— begin The records —

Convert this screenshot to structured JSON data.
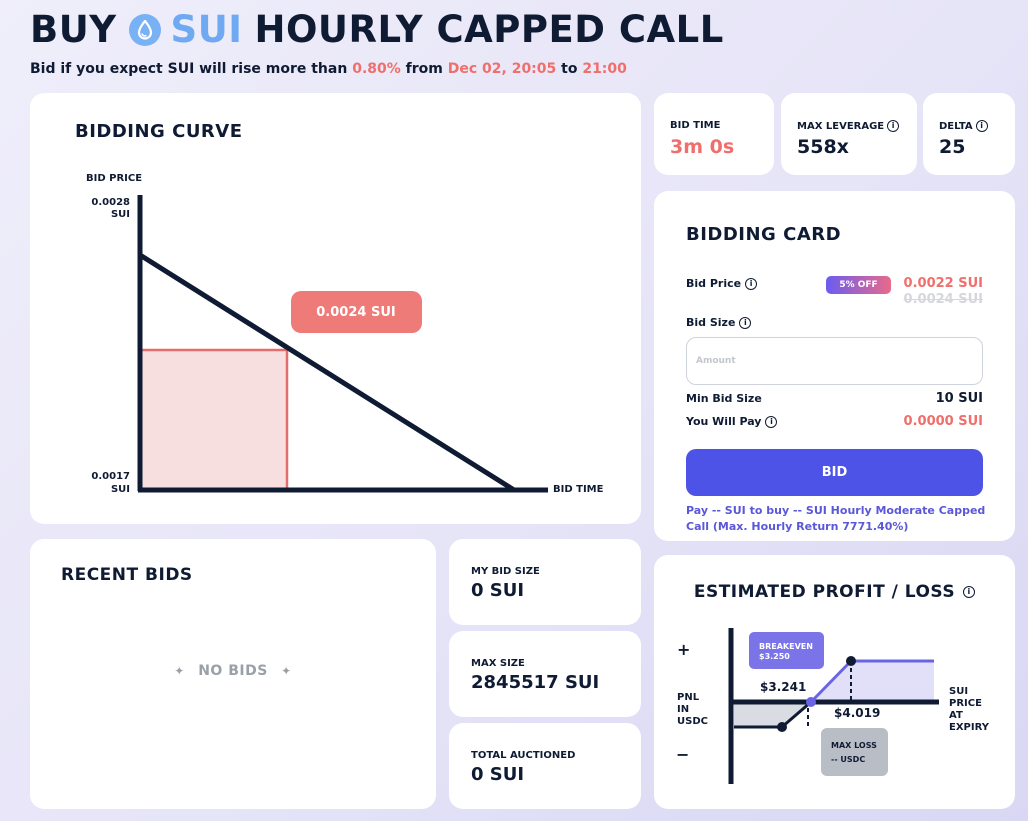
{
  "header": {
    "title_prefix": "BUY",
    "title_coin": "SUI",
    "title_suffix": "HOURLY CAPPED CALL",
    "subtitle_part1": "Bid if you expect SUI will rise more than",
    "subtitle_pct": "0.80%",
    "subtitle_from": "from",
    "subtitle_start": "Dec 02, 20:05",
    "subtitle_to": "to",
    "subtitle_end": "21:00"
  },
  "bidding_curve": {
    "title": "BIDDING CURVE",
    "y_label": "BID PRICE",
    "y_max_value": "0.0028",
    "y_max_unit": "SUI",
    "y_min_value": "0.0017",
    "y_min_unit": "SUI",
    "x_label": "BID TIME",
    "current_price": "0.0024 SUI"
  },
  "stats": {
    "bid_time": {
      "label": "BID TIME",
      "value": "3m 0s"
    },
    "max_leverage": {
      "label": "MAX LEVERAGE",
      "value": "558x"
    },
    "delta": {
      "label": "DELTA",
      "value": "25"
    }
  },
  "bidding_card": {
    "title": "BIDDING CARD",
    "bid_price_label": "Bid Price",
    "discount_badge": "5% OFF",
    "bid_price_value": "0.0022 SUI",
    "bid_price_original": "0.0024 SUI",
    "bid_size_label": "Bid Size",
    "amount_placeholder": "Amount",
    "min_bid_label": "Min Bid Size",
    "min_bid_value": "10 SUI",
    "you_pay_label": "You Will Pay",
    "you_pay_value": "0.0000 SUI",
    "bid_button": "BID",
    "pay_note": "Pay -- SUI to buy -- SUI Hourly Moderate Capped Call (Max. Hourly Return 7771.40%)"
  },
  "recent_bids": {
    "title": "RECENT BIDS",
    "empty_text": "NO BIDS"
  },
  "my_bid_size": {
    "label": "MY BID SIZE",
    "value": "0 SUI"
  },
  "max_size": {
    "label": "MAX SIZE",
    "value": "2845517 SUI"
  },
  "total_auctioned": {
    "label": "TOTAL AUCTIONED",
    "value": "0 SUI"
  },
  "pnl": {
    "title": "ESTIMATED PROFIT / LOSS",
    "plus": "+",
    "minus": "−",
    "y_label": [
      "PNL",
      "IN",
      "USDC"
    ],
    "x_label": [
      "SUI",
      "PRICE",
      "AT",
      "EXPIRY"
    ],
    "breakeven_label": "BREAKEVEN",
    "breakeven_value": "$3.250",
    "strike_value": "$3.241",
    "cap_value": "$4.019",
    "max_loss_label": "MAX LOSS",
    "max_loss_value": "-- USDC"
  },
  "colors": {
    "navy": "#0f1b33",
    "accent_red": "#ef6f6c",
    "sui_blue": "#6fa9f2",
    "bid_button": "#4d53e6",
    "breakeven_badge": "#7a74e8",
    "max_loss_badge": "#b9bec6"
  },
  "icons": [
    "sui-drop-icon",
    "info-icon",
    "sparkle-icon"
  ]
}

— end The records —

What needs to be done:
With the pictures omitted, reproduce the records in full and exactly.

Reply:
Convert this screenshot to structured JSON data.
{
  "header": {
    "title_prefix": "BUY",
    "title_coin": "SUI",
    "title_suffix": "HOURLY CAPPED CALL",
    "subtitle_part1": "Bid if you expect SUI will rise more than",
    "subtitle_pct": "0.80%",
    "subtitle_from": "from",
    "subtitle_start": "Dec 02, 20:05",
    "subtitle_to": "to",
    "subtitle_end": "21:00"
  },
  "bidding_curve": {
    "title": "BIDDING CURVE",
    "y_label": "BID PRICE",
    "y_max_value": "0.0028",
    "y_max_unit": "SUI",
    "y_min_value": "0.0017",
    "y_min_unit": "SUI",
    "x_label": "BID TIME",
    "current_price": "0.0024 SUI"
  },
  "stats": {
    "bid_time": {
      "label": "BID TIME",
      "value": "3m 0s"
    },
    "max_leverage": {
      "label": "MAX LEVERAGE",
      "value": "558x"
    },
    "delta": {
      "label": "DELTA",
      "value": "25"
    }
  },
  "bidding_card": {
    "title": "BIDDING CARD",
    "bid_price_label": "Bid Price",
    "discount_badge": "5% OFF",
    "bid_price_value": "0.0022 SUI",
    "bid_price_original": "0.0024 SUI",
    "bid_size_label": "Bid Size",
    "amount_placeholder": "Amount",
    "min_bid_label": "Min Bid Size",
    "min_bid_value": "10 SUI",
    "you_pay_label": "You Will Pay",
    "you_pay_value": "0.0000 SUI",
    "bid_button": "BID",
    "pay_note": "Pay -- SUI to buy -- SUI Hourly Moderate Capped Call (Max. Hourly Return 7771.40%)"
  },
  "recent_bids": {
    "title": "RECENT BIDS",
    "empty_text": "NO BIDS"
  },
  "my_bid_size": {
    "label": "MY BID SIZE",
    "value": "0 SUI"
  },
  "max_size": {
    "label": "MAX SIZE",
    "value": "2845517 SUI"
  },
  "total_auctioned": {
    "label": "TOTAL AUCTIONED",
    "value": "0 SUI"
  },
  "pnl": {
    "title": "ESTIMATED PROFIT / LOSS",
    "plus": "+",
    "minus": "−",
    "y_label": [
      "PNL",
      "IN",
      "USDC"
    ],
    "x_label": [
      "SUI",
      "PRICE",
      "AT",
      "EXPIRY"
    ],
    "breakeven_label": "BREAKEVEN",
    "breakeven_value": "$3.250",
    "strike_value": "$3.241",
    "cap_value": "$4.019",
    "max_loss_label": "MAX LOSS",
    "max_loss_value": "-- USDC"
  },
  "colors": {
    "navy": "#0f1b33",
    "accent_red": "#ef6f6c",
    "sui_blue": "#6fa9f2",
    "bid_button": "#4d53e6",
    "breakeven_badge": "#7a74e8",
    "max_loss_badge": "#b9bec6"
  },
  "icons": [
    "sui-drop-icon",
    "info-icon",
    "sparkle-icon"
  ]
}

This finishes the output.